* START Dataset entries *

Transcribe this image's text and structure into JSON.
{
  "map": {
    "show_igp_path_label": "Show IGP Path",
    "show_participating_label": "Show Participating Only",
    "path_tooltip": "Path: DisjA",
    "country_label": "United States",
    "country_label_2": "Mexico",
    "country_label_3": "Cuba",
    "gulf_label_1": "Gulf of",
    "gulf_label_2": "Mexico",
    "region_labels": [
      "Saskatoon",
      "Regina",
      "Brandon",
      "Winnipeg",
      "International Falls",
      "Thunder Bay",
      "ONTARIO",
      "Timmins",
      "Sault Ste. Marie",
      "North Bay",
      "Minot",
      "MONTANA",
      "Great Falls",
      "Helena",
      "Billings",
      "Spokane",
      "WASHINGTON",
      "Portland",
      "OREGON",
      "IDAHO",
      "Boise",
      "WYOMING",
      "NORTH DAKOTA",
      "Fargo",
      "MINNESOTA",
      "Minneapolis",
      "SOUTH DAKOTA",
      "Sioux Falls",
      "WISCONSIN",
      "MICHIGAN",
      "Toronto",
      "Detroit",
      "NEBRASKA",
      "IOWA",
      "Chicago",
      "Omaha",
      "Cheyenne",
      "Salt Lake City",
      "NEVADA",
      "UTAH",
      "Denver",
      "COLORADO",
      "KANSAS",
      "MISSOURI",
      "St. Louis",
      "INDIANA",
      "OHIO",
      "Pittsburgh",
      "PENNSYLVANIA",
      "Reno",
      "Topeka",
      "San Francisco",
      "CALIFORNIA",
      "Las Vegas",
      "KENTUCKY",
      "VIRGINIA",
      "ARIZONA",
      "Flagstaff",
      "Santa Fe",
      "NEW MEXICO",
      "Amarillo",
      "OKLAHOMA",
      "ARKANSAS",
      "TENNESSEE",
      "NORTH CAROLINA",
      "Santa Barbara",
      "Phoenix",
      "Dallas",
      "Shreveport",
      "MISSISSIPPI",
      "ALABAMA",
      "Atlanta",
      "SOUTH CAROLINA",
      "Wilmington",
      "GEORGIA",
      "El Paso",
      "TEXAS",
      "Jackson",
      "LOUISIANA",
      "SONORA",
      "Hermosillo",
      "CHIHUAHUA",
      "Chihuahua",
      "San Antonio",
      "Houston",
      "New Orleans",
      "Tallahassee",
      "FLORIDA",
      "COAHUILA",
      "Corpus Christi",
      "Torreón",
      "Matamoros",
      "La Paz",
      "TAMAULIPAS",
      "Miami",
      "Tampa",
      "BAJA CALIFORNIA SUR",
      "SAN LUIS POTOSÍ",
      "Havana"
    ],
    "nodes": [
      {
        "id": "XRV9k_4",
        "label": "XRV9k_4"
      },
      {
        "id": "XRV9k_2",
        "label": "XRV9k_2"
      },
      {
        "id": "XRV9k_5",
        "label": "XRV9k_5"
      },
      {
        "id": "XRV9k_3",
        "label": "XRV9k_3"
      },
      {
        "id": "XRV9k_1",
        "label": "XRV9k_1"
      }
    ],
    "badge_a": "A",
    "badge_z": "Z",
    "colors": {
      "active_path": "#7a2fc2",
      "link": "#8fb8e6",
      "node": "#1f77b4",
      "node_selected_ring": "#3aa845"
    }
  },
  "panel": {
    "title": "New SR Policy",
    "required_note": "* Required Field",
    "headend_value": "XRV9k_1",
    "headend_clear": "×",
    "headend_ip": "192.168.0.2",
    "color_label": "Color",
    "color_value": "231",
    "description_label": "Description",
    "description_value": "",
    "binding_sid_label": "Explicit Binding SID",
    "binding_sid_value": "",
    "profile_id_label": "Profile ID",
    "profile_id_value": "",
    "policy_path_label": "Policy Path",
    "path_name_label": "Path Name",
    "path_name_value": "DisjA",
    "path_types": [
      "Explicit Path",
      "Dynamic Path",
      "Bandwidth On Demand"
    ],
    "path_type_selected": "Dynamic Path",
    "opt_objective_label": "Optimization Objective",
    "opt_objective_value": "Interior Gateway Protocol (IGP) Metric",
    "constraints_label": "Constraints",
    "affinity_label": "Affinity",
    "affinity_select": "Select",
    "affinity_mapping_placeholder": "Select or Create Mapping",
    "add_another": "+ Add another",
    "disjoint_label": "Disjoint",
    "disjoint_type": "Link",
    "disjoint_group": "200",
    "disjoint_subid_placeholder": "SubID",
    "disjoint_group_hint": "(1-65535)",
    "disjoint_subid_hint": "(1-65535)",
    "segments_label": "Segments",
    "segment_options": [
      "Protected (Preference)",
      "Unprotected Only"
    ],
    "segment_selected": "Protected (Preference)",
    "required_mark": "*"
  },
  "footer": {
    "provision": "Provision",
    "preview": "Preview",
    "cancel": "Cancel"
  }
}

* END Dataset entries *

Short exercise
Count the lines of the material that include the word "Policy", then report only the total.

Task solution
2